## Written problem
Repeat the listing in full, preserving every character.

## Provided information

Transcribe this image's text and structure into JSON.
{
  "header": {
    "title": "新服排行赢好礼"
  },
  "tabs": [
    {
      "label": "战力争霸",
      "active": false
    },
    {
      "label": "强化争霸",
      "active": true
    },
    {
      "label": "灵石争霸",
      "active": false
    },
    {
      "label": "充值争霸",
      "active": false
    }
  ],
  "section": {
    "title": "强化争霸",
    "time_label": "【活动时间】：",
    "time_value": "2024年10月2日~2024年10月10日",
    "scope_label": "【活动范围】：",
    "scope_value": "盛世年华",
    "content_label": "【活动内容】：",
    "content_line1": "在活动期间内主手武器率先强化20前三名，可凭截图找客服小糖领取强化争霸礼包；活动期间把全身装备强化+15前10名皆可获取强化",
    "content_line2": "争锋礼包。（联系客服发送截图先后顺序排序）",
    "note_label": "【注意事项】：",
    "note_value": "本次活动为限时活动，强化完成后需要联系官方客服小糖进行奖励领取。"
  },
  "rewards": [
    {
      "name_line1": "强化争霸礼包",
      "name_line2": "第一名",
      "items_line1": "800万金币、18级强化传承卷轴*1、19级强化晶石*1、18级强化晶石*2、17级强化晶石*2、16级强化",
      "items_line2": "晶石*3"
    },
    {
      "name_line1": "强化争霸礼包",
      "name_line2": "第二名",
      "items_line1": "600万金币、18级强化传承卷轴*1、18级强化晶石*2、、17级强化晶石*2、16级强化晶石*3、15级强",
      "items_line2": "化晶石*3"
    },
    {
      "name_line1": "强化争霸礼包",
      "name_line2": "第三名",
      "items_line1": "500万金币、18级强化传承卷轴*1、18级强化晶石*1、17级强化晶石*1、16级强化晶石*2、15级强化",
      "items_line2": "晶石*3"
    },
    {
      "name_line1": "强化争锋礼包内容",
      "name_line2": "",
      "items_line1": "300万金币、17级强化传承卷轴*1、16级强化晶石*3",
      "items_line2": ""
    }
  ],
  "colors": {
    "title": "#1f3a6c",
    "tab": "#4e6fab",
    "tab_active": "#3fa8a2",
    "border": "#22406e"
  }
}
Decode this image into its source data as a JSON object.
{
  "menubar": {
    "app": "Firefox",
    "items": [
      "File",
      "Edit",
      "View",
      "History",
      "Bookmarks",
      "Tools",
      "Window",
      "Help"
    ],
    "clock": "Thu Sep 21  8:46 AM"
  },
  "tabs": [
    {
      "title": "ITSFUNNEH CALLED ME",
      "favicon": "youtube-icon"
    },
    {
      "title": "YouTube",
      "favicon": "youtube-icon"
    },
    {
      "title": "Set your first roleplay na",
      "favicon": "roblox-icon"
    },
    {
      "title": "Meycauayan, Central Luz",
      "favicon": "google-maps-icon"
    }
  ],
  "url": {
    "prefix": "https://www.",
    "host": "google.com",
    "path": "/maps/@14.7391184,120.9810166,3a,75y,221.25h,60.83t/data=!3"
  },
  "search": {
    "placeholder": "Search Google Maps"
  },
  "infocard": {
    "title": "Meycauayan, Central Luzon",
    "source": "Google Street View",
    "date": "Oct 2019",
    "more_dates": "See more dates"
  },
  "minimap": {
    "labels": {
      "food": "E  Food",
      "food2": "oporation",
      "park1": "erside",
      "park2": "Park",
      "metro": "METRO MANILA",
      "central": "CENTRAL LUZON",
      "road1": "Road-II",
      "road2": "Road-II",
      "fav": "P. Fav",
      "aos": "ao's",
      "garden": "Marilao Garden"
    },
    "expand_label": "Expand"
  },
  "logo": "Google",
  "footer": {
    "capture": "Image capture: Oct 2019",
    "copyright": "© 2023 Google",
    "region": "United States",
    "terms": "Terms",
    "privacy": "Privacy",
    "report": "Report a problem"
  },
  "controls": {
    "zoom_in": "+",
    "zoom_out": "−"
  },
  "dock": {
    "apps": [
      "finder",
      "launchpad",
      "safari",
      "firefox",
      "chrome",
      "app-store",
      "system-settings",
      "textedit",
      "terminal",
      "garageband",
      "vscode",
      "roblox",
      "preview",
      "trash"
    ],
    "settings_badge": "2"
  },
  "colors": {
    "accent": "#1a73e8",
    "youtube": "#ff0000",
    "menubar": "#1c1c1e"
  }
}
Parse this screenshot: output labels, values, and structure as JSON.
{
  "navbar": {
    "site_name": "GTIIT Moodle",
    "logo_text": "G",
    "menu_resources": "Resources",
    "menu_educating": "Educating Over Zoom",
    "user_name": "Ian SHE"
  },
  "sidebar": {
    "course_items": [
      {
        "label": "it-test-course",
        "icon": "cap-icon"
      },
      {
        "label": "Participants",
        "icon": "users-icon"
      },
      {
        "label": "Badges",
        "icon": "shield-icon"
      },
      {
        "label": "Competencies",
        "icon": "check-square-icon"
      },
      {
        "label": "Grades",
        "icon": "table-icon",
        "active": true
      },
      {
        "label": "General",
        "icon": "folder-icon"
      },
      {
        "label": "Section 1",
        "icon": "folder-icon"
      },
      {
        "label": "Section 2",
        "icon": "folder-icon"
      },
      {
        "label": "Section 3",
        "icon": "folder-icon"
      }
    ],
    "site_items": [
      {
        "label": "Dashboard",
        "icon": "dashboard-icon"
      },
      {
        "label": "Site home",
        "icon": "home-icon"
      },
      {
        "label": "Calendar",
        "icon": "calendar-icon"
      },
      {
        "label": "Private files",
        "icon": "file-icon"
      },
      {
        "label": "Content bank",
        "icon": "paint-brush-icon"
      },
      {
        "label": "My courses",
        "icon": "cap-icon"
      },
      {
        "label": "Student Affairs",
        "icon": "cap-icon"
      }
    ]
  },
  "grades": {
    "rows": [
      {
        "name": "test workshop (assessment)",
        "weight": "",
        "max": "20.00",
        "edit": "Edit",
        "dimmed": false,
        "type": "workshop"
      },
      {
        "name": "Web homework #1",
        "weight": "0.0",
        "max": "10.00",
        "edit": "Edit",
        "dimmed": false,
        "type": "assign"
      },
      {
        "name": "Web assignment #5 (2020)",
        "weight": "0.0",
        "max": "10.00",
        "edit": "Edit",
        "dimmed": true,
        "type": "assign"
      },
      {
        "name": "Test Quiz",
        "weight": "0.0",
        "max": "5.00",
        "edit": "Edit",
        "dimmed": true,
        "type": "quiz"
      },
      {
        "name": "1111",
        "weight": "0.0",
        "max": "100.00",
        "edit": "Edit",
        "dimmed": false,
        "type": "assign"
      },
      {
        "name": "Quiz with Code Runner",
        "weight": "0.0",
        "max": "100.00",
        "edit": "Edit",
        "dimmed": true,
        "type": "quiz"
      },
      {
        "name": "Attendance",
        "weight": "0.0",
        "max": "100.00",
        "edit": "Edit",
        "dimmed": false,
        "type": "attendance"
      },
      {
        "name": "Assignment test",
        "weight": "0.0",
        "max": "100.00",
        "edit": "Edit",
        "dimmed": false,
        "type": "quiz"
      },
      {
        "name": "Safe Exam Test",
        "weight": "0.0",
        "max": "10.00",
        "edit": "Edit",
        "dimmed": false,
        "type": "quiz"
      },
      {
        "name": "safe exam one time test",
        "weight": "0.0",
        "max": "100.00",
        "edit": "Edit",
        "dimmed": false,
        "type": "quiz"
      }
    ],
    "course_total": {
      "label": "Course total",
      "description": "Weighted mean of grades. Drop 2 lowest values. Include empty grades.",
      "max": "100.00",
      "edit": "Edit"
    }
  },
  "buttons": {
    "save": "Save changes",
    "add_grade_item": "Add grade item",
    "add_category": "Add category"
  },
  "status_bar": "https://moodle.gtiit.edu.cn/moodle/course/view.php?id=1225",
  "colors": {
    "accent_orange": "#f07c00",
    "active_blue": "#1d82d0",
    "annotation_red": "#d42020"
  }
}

## Output of the exercise
Transcribe this image's text and structure into JSON.
{
  "header": {
    "title": "新服排行赢好礼"
  },
  "tabs": [
    {
      "label": "战力争霸",
      "active": false
    },
    {
      "label": "强化争霸",
      "active": true
    },
    {
      "label": "灵石争霸",
      "active": false
    },
    {
      "label": "充值争霸",
      "active": false
    }
  ],
  "section": {
    "title": "强化争霸",
    "time_label": "【活动时间】：",
    "time_value": "2024年10月2日~2024年10月10日",
    "scope_label": "【活动范围】：",
    "scope_value": "盛世年华",
    "content_label": "【活动内容】：",
    "content_line1": "在活动期间内主手武器率先强化20前三名，可凭截图找客服小糖领取强化争霸礼包；活动期间把全身装备强化+15前10名皆可获取强化",
    "content_line2": "争锋礼包。（联系客服发送截图先后顺序排序）",
    "note_label": "【注意事项】：",
    "note_value": "本次活动为限时活动，强化完成后需要联系官方客服小糖进行奖励领取。"
  },
  "rewards": [
    {
      "name_line1": "强化争霸礼包",
      "name_line2": "第一名",
      "items_line1": "800万金币、18级强化传承卷轴*1、19级强化晶石*1、18级强化晶石*2、17级强化晶石*2、16级强化",
      "items_line2": "晶石*3"
    },
    {
      "name_line1": "强化争霸礼包",
      "name_line2": "第二名",
      "items_line1": "600万金币、18级强化传承卷轴*1、18级强化晶石*2、、17级强化晶石*2、16级强化晶石*3、15级强",
      "items_line2": "化晶石*3"
    },
    {
      "name_line1": "强化争霸礼包",
      "name_line2": "第三名",
      "items_line1": "500万金币、18级强化传承卷轴*1、18级强化晶石*1、17级强化晶石*1、16级强化晶石*2、15级强化",
      "items_line2": "晶石*3"
    },
    {
      "name_line1": "强化争锋礼包内容",
      "name_line2": "",
      "items_line1": "300万金币、17级强化传承卷轴*1、16级强化晶石*3",
      "items_line2": ""
    }
  ],
  "colors": {
    "title": "#1f3a6c",
    "tab": "#4e6fab",
    "tab_active": "#3fa8a2",
    "border": "#22406e"
  }
}
Decode this image into its source data as a JSON object.
{
  "menubar": {
    "app": "Firefox",
    "items": [
      "File",
      "Edit",
      "View",
      "History",
      "Bookmarks",
      "Tools",
      "Window",
      "Help"
    ],
    "clock": "Thu Sep 21  8:46 AM"
  },
  "tabs": [
    {
      "title": "ITSFUNNEH CALLED ME",
      "favicon": "youtube-icon"
    },
    {
      "title": "YouTube",
      "favicon": "youtube-icon"
    },
    {
      "title": "Set your first roleplay na",
      "favicon": "roblox-icon"
    },
    {
      "title": "Meycauayan, Central Luz",
      "favicon": "google-maps-icon"
    }
  ],
  "url": {
    "prefix": "https://www.",
    "host": "google.com",
    "path": "/maps/@14.7391184,120.9810166,3a,75y,221.25h,60.83t/data=!3"
  },
  "search": {
    "placeholder": "Search Google Maps"
  },
  "infocard": {
    "title": "Meycauayan, Central Luzon",
    "source": "Google Street View",
    "date": "Oct 2019",
    "more_dates": "See more dates"
  },
  "minimap": {
    "labels": {
      "food": "E  Food",
      "food2": "oporation",
      "park1": "erside",
      "park2": "Park",
      "metro": "METRO MANILA",
      "central": "CENTRAL LUZON",
      "road1": "Road-II",
      "road2": "Road-II",
      "fav": "P. Fav",
      "aos": "ao's",
      "garden": "Marilao Garden"
    },
    "expand_label": "Expand"
  },
  "logo": "Google",
  "footer": {
    "capture": "Image capture: Oct 2019",
    "copyright": "© 2023 Google",
    "region": "United States",
    "terms": "Terms",
    "privacy": "Privacy",
    "report": "Report a problem"
  },
  "controls": {
    "zoom_in": "+",
    "zoom_out": "−"
  },
  "dock": {
    "apps": [
      "finder",
      "launchpad",
      "safari",
      "firefox",
      "chrome",
      "app-store",
      "system-settings",
      "textedit",
      "terminal",
      "garageband",
      "vscode",
      "roblox",
      "preview",
      "trash"
    ],
    "settings_badge": "2"
  },
  "colors": {
    "accent": "#1a73e8",
    "youtube": "#ff0000",
    "menubar": "#1c1c1e"
  }
}
Parse this screenshot: output labels, values, and structure as JSON.
{
  "navbar": {
    "site_name": "GTIIT Moodle",
    "logo_text": "G",
    "menu_resources": "Resources",
    "menu_educating": "Educating Over Zoom",
    "user_name": "Ian SHE"
  },
  "sidebar": {
    "course_items": [
      {
        "label": "it-test-course",
        "icon": "cap-icon"
      },
      {
        "label": "Participants",
        "icon": "users-icon"
      },
      {
        "label": "Badges",
        "icon": "shield-icon"
      },
      {
        "label": "Competencies",
        "icon": "check-square-icon"
      },
      {
        "label": "Grades",
        "icon": "table-icon",
        "active": true
      },
      {
        "label": "General",
        "icon": "folder-icon"
      },
      {
        "label": "Section 1",
        "icon": "folder-icon"
      },
      {
        "label": "Section 2",
        "icon": "folder-icon"
      },
      {
        "label": "Section 3",
        "icon": "folder-icon"
      }
    ],
    "site_items": [
      {
        "label": "Dashboard",
        "icon": "dashboard-icon"
      },
      {
        "label": "Site home",
        "icon": "home-icon"
      },
      {
        "label": "Calendar",
        "icon": "calendar-icon"
      },
      {
        "label": "Private files",
        "icon": "file-icon"
      },
      {
        "label": "Content bank",
        "icon": "paint-brush-icon"
      },
      {
        "label": "My courses",
        "icon": "cap-icon"
      },
      {
        "label": "Student Affairs",
        "icon": "cap-icon"
      }
    ]
  },
  "grades": {
    "rows": [
      {
        "name": "test workshop (assessment)",
        "weight": "",
        "max": "20.00",
        "edit": "Edit",
        "dimmed": false,
        "type": "workshop"
      },
      {
        "name": "Web homework #1",
        "weight": "0.0",
        "max": "10.00",
        "edit": "Edit",
        "dimmed": false,
        "type": "assign"
      },
      {
        "name": "Web assignment #5 (2020)",
        "weight": "0.0",
        "max": "10.00",
        "edit": "Edit",
        "dimmed": true,
        "type": "assign"
      },
      {
        "name": "Test Quiz",
        "weight": "0.0",
        "max": "5.00",
        "edit": "Edit",
        "dimmed": true,
        "type": "quiz"
      },
      {
        "name": "1111",
        "weight": "0.0",
        "max": "100.00",
        "edit": "Edit",
        "dimmed": false,
        "type": "assign"
      },
      {
        "name": "Quiz with Code Runner",
        "weight": "0.0",
        "max": "100.00",
        "edit": "Edit",
        "dimmed": true,
        "type": "quiz"
      },
      {
        "name": "Attendance",
        "weight": "0.0",
        "max": "100.00",
        "edit": "Edit",
        "dimmed": false,
        "type": "attendance"
      },
      {
        "name": "Assignment test",
        "weight": "0.0",
        "max": "100.00",
        "edit": "Edit",
        "dimmed": false,
        "type": "quiz"
      },
      {
        "name": "Safe Exam Test",
        "weight": "0.0",
        "max": "10.00",
        "edit": "Edit",
        "dimmed": false,
        "type": "quiz"
      },
      {
        "name": "safe exam one time test",
        "weight": "0.0",
        "max": "100.00",
        "edit": "Edit",
        "dimmed": false,
        "type": "quiz"
      }
    ],
    "course_total": {
      "label": "Course total",
      "description": "Weighted mean of grades. Drop 2 lowest values. Include empty grades.",
      "max": "100.00",
      "edit": "Edit"
    }
  },
  "buttons": {
    "save": "Save changes",
    "add_grade_item": "Add grade item",
    "add_category": "Add category"
  },
  "status_bar": "https://moodle.gtiit.edu.cn/moodle/course/view.php?id=1225",
  "colors": {
    "accent_orange": "#f07c00",
    "active_blue": "#1d82d0",
    "annotation_red": "#d42020"
  }
}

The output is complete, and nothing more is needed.